**** Provided information ****

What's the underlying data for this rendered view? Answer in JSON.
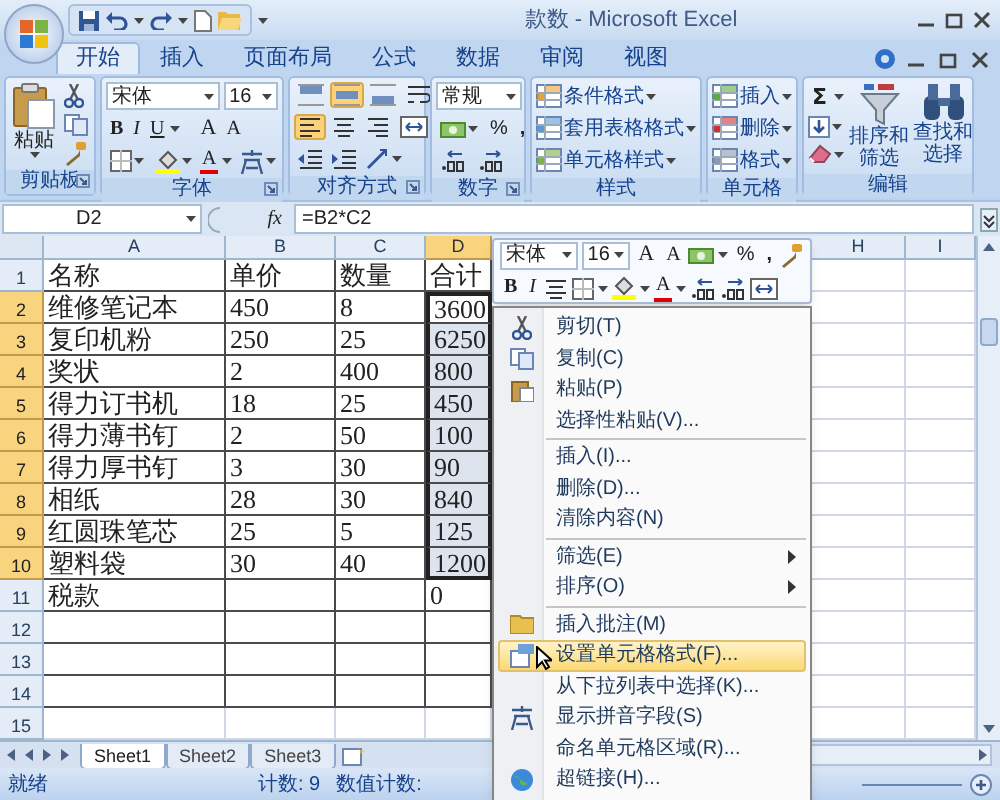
{
  "window": {
    "title": "款数 - Microsoft Excel"
  },
  "ribbon_tabs": [
    {
      "label": "开始",
      "selected": true
    },
    {
      "label": "插入",
      "selected": false
    },
    {
      "label": "页面布局",
      "selected": false
    },
    {
      "label": "公式",
      "selected": false
    },
    {
      "label": "数据",
      "selected": false
    },
    {
      "label": "审阅",
      "selected": false
    },
    {
      "label": "视图",
      "selected": false
    }
  ],
  "ribbon": {
    "clipboard": {
      "label": "剪贴板",
      "paste": "粘贴"
    },
    "font": {
      "label": "字体",
      "font_name": "宋体",
      "font_size": "16",
      "bold": "B",
      "italic": "I",
      "underline": "U",
      "grow_font": "A",
      "shrink_font": "A",
      "font_color": "A"
    },
    "alignment": {
      "label": "对齐方式",
      "vertical_buttons": [
        {
          "selected": false
        },
        {
          "selected": true
        },
        {
          "selected": false
        }
      ],
      "horizontal_buttons": [
        {
          "selected": true
        },
        {
          "selected": false
        },
        {
          "selected": false
        }
      ]
    },
    "number": {
      "label": "数字",
      "format": "常规",
      "percent": "%",
      "comma": ","
    },
    "styles": {
      "label": "样式",
      "items": [
        "条件格式",
        "套用表格格式",
        "单元格样式"
      ]
    },
    "cells": {
      "label": "单元格",
      "items": [
        "插入",
        "删除",
        "格式"
      ]
    },
    "editing": {
      "label": "编辑",
      "sum": "Σ",
      "sort": "排序和筛选",
      "find": "查找和选择"
    }
  },
  "formula_bar": {
    "name_box": "D2",
    "fx": "fx",
    "formula": "=B2*C2"
  },
  "sheet": {
    "columns": [
      {
        "label": "A",
        "selected": false
      },
      {
        "label": "B",
        "selected": false
      },
      {
        "label": "C",
        "selected": false
      },
      {
        "label": "D",
        "selected": true
      },
      {
        "label": "H",
        "selected": false
      },
      {
        "label": "I",
        "selected": false
      }
    ],
    "rows": [
      {
        "number": "1",
        "selected": false,
        "bordered": true,
        "cells": {
          "a": "名称",
          "b": "单价",
          "c": "数量",
          "d": "合计"
        }
      },
      {
        "number": "2",
        "selected": true,
        "bordered": true,
        "cells": {
          "a": "维修笔记本",
          "b": "450",
          "c": "8",
          "d": "3600"
        }
      },
      {
        "number": "3",
        "selected": true,
        "bordered": true,
        "cells": {
          "a": "复印机粉",
          "b": "250",
          "c": "25",
          "d": "6250"
        }
      },
      {
        "number": "4",
        "selected": true,
        "bordered": true,
        "cells": {
          "a": "奖状",
          "b": "2",
          "c": "400",
          "d": "800"
        }
      },
      {
        "number": "5",
        "selected": true,
        "bordered": true,
        "cells": {
          "a": "得力订书机",
          "b": "18",
          "c": "25",
          "d": "450"
        }
      },
      {
        "number": "6",
        "selected": true,
        "bordered": true,
        "cells": {
          "a": "得力薄书钉",
          "b": "2",
          "c": "50",
          "d": "100"
        }
      },
      {
        "number": "7",
        "selected": true,
        "bordered": true,
        "cells": {
          "a": "得力厚书钉",
          "b": "3",
          "c": "30",
          "d": "90"
        }
      },
      {
        "number": "8",
        "selected": true,
        "bordered": true,
        "cells": {
          "a": "相纸",
          "b": "28",
          "c": "30",
          "d": "840"
        }
      },
      {
        "number": "9",
        "selected": true,
        "bordered": true,
        "cells": {
          "a": "红圆珠笔芯",
          "b": "25",
          "c": "5",
          "d": "125"
        }
      },
      {
        "number": "10",
        "selected": true,
        "bordered": true,
        "cells": {
          "a": "塑料袋",
          "b": "30",
          "c": "40",
          "d": "1200"
        }
      },
      {
        "number": "11",
        "selected": false,
        "bordered": true,
        "cells": {
          "a": "税款",
          "d": "0"
        }
      },
      {
        "number": "12",
        "selected": false,
        "bordered": true
      },
      {
        "number": "13",
        "selected": false,
        "bordered": true
      },
      {
        "number": "14",
        "selected": false,
        "bordered": true
      },
      {
        "number": "15",
        "selected": false,
        "bordered": false
      }
    ]
  },
  "mini_toolbar": {
    "font_name": "宋体",
    "font_size": "16",
    "grow_font": "A",
    "shrink_font": "A",
    "percent": "%",
    "comma": ",",
    "bold": "B",
    "italic": "I",
    "font_color": "A"
  },
  "context_menu": {
    "items": [
      {
        "kind": "item",
        "label": "剪切(T)",
        "highlighted": false,
        "has_submenu": false
      },
      {
        "kind": "item",
        "label": "复制(C)",
        "highlighted": false,
        "has_submenu": false
      },
      {
        "kind": "item",
        "label": "粘贴(P)",
        "highlighted": false,
        "has_submenu": false
      },
      {
        "kind": "item",
        "label": "选择性粘贴(V)...",
        "highlighted": false,
        "has_submenu": false
      },
      {
        "kind": "separator"
      },
      {
        "kind": "item",
        "label": "插入(I)...",
        "highlighted": false,
        "has_submenu": false
      },
      {
        "kind": "item",
        "label": "删除(D)...",
        "highlighted": false,
        "has_submenu": false
      },
      {
        "kind": "item",
        "label": "清除内容(N)",
        "highlighted": false,
        "has_submenu": false
      },
      {
        "kind": "separator"
      },
      {
        "kind": "item",
        "label": "筛选(E)",
        "highlighted": false,
        "has_submenu": true
      },
      {
        "kind": "item",
        "label": "排序(O)",
        "highlighted": false,
        "has_submenu": true
      },
      {
        "kind": "separator"
      },
      {
        "kind": "item",
        "label": "插入批注(M)",
        "highlighted": false,
        "has_submenu": false
      },
      {
        "kind": "item",
        "label": "设置单元格格式(F)...",
        "highlighted": true,
        "has_submenu": false
      },
      {
        "kind": "item",
        "label": "从下拉列表中选择(K)...",
        "highlighted": false,
        "has_submenu": false
      },
      {
        "kind": "item",
        "label": "显示拼音字段(S)",
        "highlighted": false,
        "has_submenu": false
      },
      {
        "kind": "item",
        "label": "命名单元格区域(R)...",
        "highlighted": false,
        "has_submenu": false
      },
      {
        "kind": "item",
        "label": "超链接(H)...",
        "highlighted": false,
        "has_submenu": false
      }
    ]
  },
  "sheet_tabs": [
    {
      "label": "Sheet1",
      "selected": true
    },
    {
      "label": "Sheet2",
      "selected": false
    },
    {
      "label": "Sheet3",
      "selected": false
    }
  ],
  "status_bar": {
    "state": "就绪",
    "count": "计数: 9",
    "numeric_count": "数值计数:"
  }
}
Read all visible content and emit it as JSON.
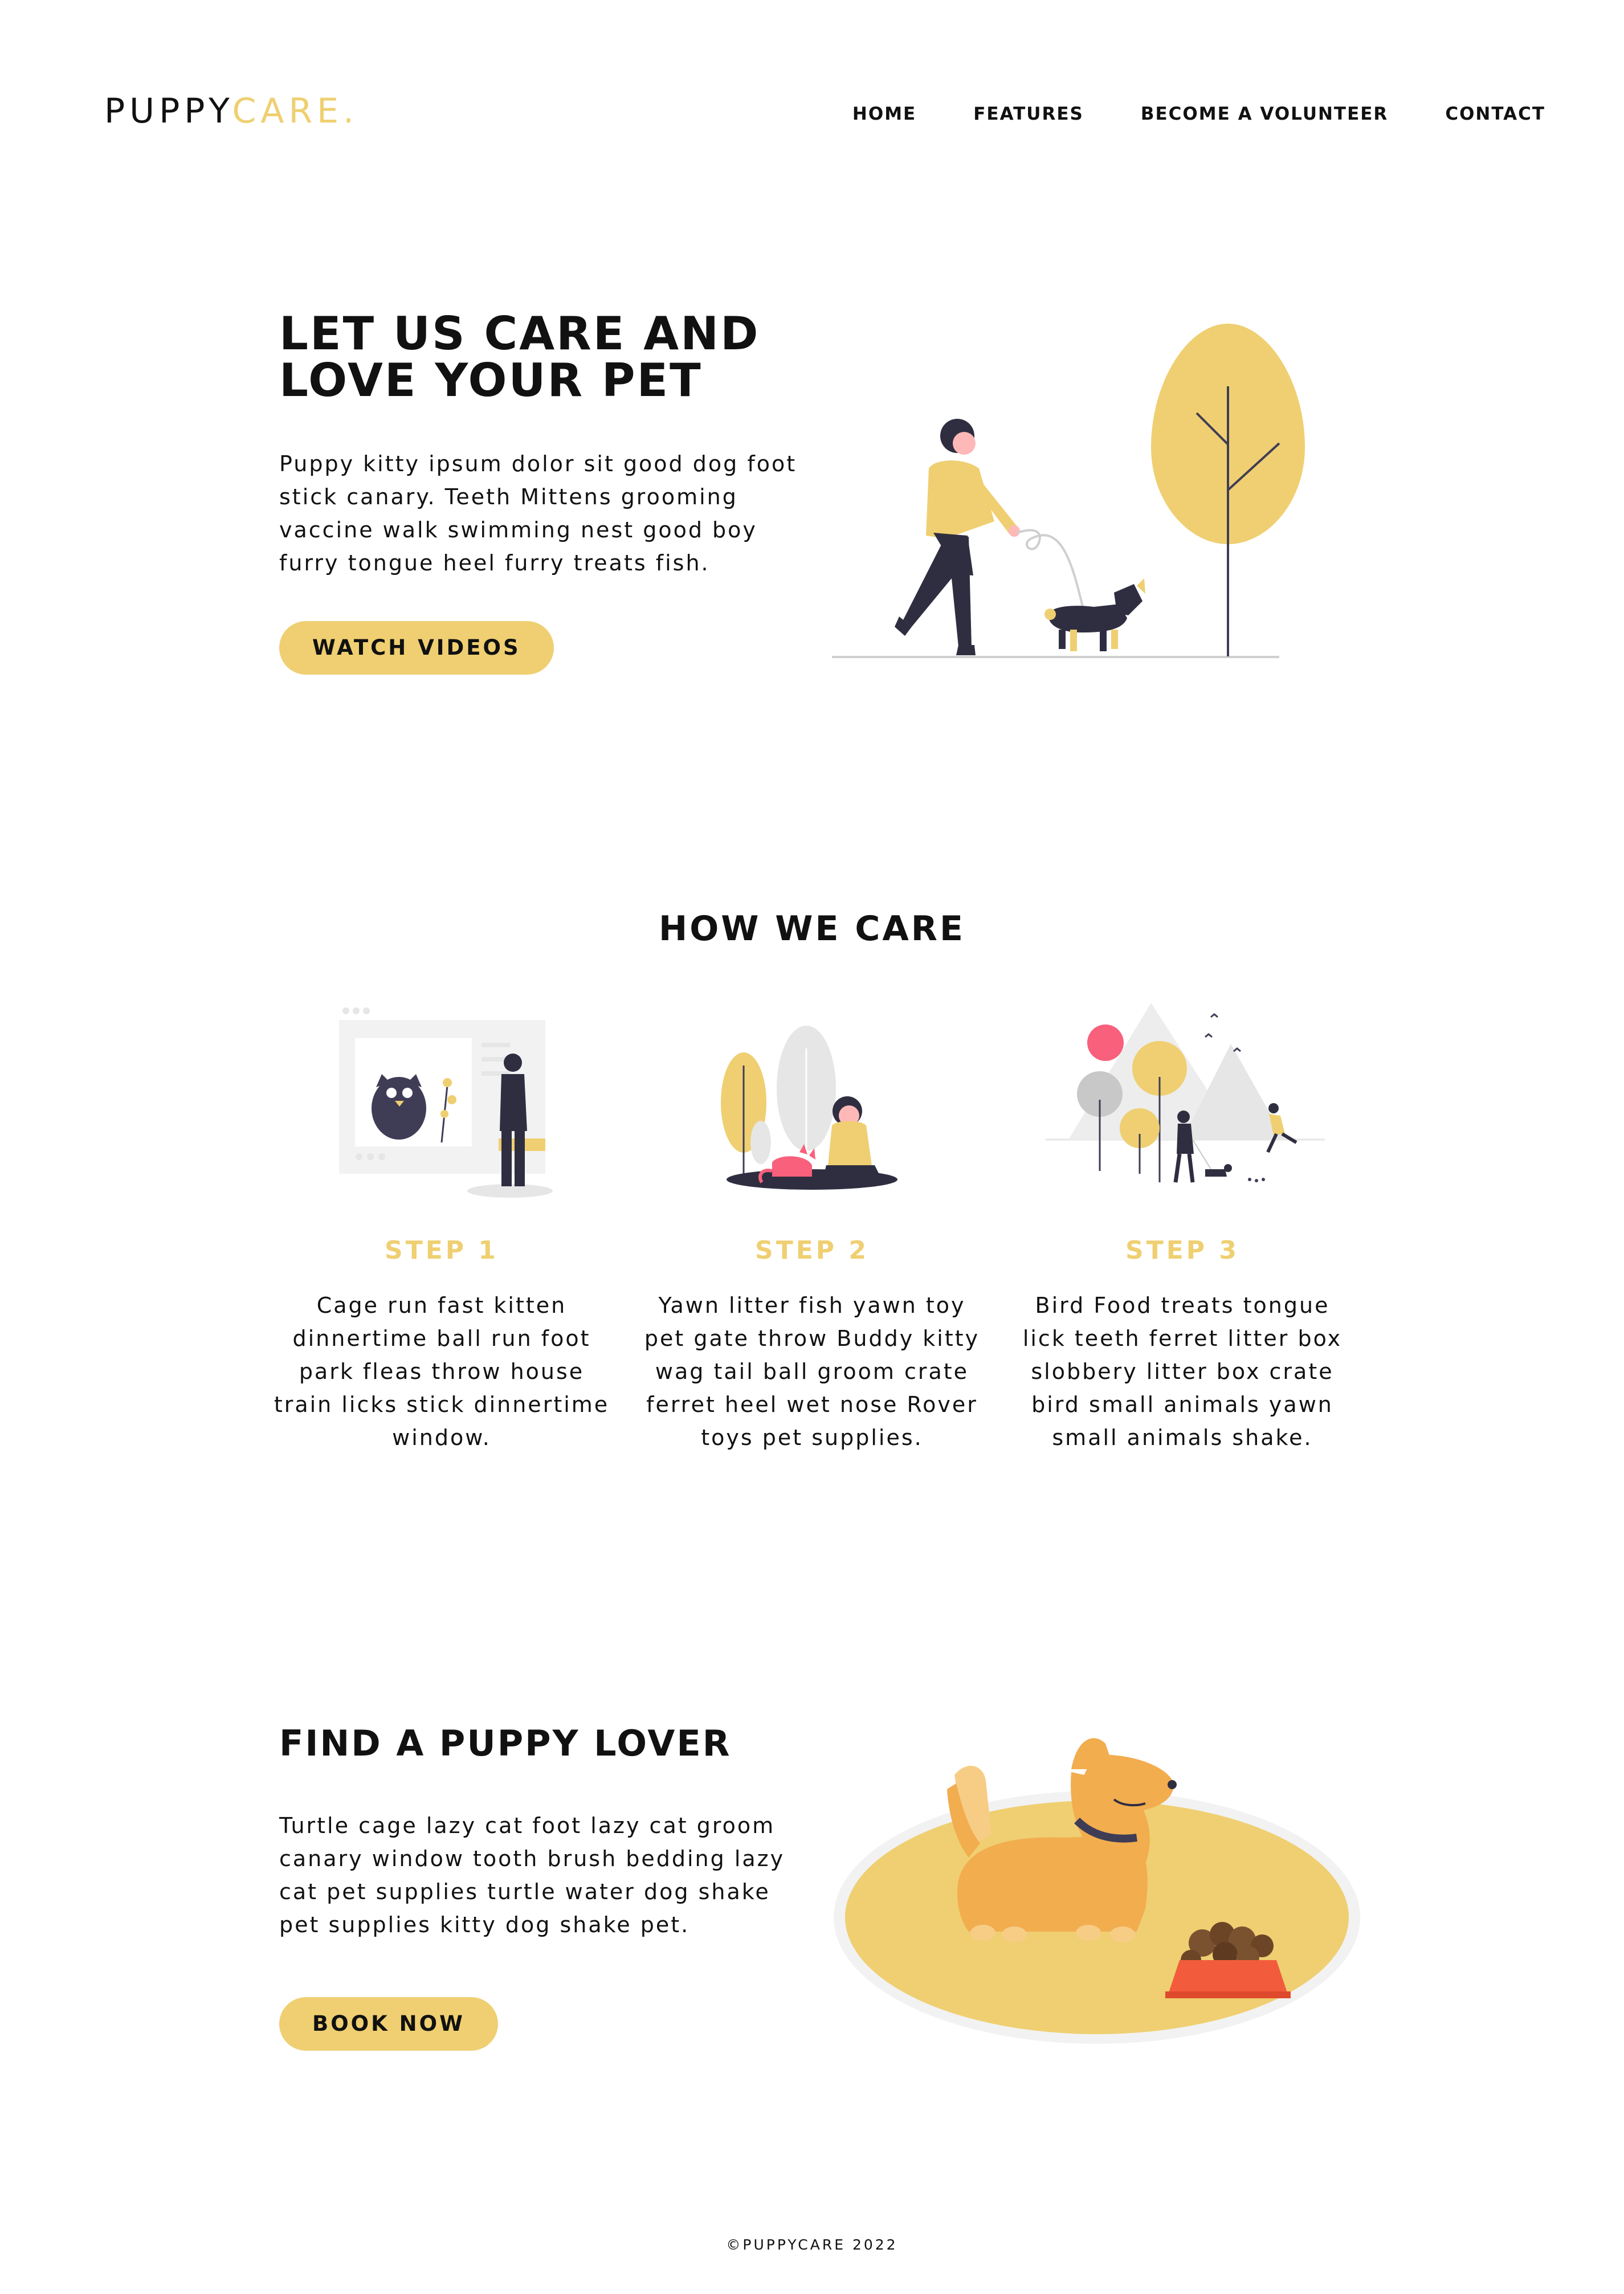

****

Print every entry above again without changing a word, and omit the pictures.

What's the underlying data for this rendered view? Answer in JSON.
{
  "window": {
    "title": "款数 - Microsoft Excel"
  },
  "ribbon_tabs": [
    {
      "label": "开始",
      "selected": true
    },
    {
      "label": "插入",
      "selected": false
    },
    {
      "label": "页面布局",
      "selected": false
    },
    {
      "label": "公式",
      "selected": false
    },
    {
      "label": "数据",
      "selected": false
    },
    {
      "label": "审阅",
      "selected": false
    },
    {
      "label": "视图",
      "selected": false
    }
  ],
  "ribbon": {
    "clipboard": {
      "label": "剪贴板",
      "paste": "粘贴"
    },
    "font": {
      "label": "字体",
      "font_name": "宋体",
      "font_size": "16",
      "bold": "B",
      "italic": "I",
      "underline": "U",
      "grow_font": "A",
      "shrink_font": "A",
      "font_color": "A"
    },
    "alignment": {
      "label": "对齐方式",
      "vertical_buttons": [
        {
          "selected": false
        },
        {
          "selected": true
        },
        {
          "selected": false
        }
      ],
      "horizontal_buttons": [
        {
          "selected": true
        },
        {
          "selected": false
        },
        {
          "selected": false
        }
      ]
    },
    "number": {
      "label": "数字",
      "format": "常规",
      "percent": "%",
      "comma": ","
    },
    "styles": {
      "label": "样式",
      "items": [
        "条件格式",
        "套用表格格式",
        "单元格样式"
      ]
    },
    "cells": {
      "label": "单元格",
      "items": [
        "插入",
        "删除",
        "格式"
      ]
    },
    "editing": {
      "label": "编辑",
      "sum": "Σ",
      "sort": "排序和筛选",
      "find": "查找和选择"
    }
  },
  "formula_bar": {
    "name_box": "D2",
    "fx": "fx",
    "formula": "=B2*C2"
  },
  "sheet": {
    "columns": [
      {
        "label": "A",
        "selected": false
      },
      {
        "label": "B",
        "selected": false
      },
      {
        "label": "C",
        "selected": false
      },
      {
        "label": "D",
        "selected": true
      },
      {
        "label": "H",
        "selected": false
      },
      {
        "label": "I",
        "selected": false
      }
    ],
    "rows": [
      {
        "number": "1",
        "selected": false,
        "bordered": true,
        "cells": {
          "a": "名称",
          "b": "单价",
          "c": "数量",
          "d": "合计"
        }
      },
      {
        "number": "2",
        "selected": true,
        "bordered": true,
        "cells": {
          "a": "维修笔记本",
          "b": "450",
          "c": "8",
          "d": "3600"
        }
      },
      {
        "number": "3",
        "selected": true,
        "bordered": true,
        "cells": {
          "a": "复印机粉",
          "b": "250",
          "c": "25",
          "d": "6250"
        }
      },
      {
        "number": "4",
        "selected": true,
        "bordered": true,
        "cells": {
          "a": "奖状",
          "b": "2",
          "c": "400",
          "d": "800"
        }
      },
      {
        "number": "5",
        "selected": true,
        "bordered": true,
        "cells": {
          "a": "得力订书机",
          "b": "18",
          "c": "25",
          "d": "450"
        }
      },
      {
        "number": "6",
        "selected": true,
        "bordered": true,
        "cells": {
          "a": "得力薄书钉",
          "b": "2",
          "c": "50",
          "d": "100"
        }
      },
      {
        "number": "7",
        "selected": true,
        "bordered": true,
        "cells": {
          "a": "得力厚书钉",
          "b": "3",
          "c": "30",
          "d": "90"
        }
      },
      {
        "number": "8",
        "selected": true,
        "bordered": true,
        "cells": {
          "a": "相纸",
          "b": "28",
          "c": "30",
          "d": "840"
        }
      },
      {
        "number": "9",
        "selected": true,
        "bordered": true,
        "cells": {
          "a": "红圆珠笔芯",
          "b": "25",
          "c": "5",
          "d": "125"
        }
      },
      {
        "number": "10",
        "selected": true,
        "bordered": true,
        "cells": {
          "a": "塑料袋",
          "b": "30",
          "c": "40",
          "d": "1200"
        }
      },
      {
        "number": "11",
        "selected": false,
        "bordered": true,
        "cells": {
          "a": "税款",
          "d": "0"
        }
      },
      {
        "number": "12",
        "selected": false,
        "bordered": true
      },
      {
        "number": "13",
        "selected": false,
        "bordered": true
      },
      {
        "number": "14",
        "selected": false,
        "bordered": true
      },
      {
        "number": "15",
        "selected": false,
        "bordered": false
      }
    ]
  },
  "mini_toolbar": {
    "font_name": "宋体",
    "font_size": "16",
    "grow_font": "A",
    "shrink_font": "A",
    "percent": "%",
    "comma": ",",
    "bold": "B",
    "italic": "I",
    "font_color": "A"
  },
  "context_menu": {
    "items": [
      {
        "kind": "item",
        "label": "剪切(T)",
        "highlighted": false,
        "has_submenu": false
      },
      {
        "kind": "item",
        "label": "复制(C)",
        "highlighted": false,
        "has_submenu": false
      },
      {
        "kind": "item",
        "label": "粘贴(P)",
        "highlighted": false,
        "has_submenu": false
      },
      {
        "kind": "item",
        "label": "选择性粘贴(V)...",
        "highlighted": false,
        "has_submenu": false
      },
      {
        "kind": "separator"
      },
      {
        "kind": "item",
        "label": "插入(I)...",
        "highlighted": false,
        "has_submenu": false
      },
      {
        "kind": "item",
        "label": "删除(D)...",
        "highlighted": false,
        "has_submenu": false
      },
      {
        "kind": "item",
        "label": "清除内容(N)",
        "highlighted": false,
        "has_submenu": false
      },
      {
        "kind": "separator"
      },
      {
        "kind": "item",
        "label": "筛选(E)",
        "highlighted": false,
        "has_submenu": true
      },
      {
        "kind": "item",
        "label": "排序(O)",
        "highlighted": false,
        "has_submenu": true
      },
      {
        "kind": "separator"
      },
      {
        "kind": "item",
        "label": "插入批注(M)",
        "highlighted": false,
        "has_submenu": false
      },
      {
        "kind": "item",
        "label": "设置单元格格式(F)...",
        "highlighted": true,
        "has_submenu": false
      },
      {
        "kind": "item",
        "label": "从下拉列表中选择(K)...",
        "highlighted": false,
        "has_submenu": false
      },
      {
        "kind": "item",
        "label": "显示拼音字段(S)",
        "highlighted": false,
        "has_submenu": false
      },
      {
        "kind": "item",
        "label": "命名单元格区域(R)...",
        "highlighted": false,
        "has_submenu": false
      },
      {
        "kind": "item",
        "label": "超链接(H)...",
        "highlighted": false,
        "has_submenu": false
      }
    ]
  },
  "sheet_tabs": [
    {
      "label": "Sheet1",
      "selected": true
    },
    {
      "label": "Sheet2",
      "selected": false
    },
    {
      "label": "Sheet3",
      "selected": false
    }
  ],
  "status_bar": {
    "state": "就绪",
    "count": "计数: 9",
    "numeric_count": "数值计数:"
  }
}
Read all visible content and emit it as JSON.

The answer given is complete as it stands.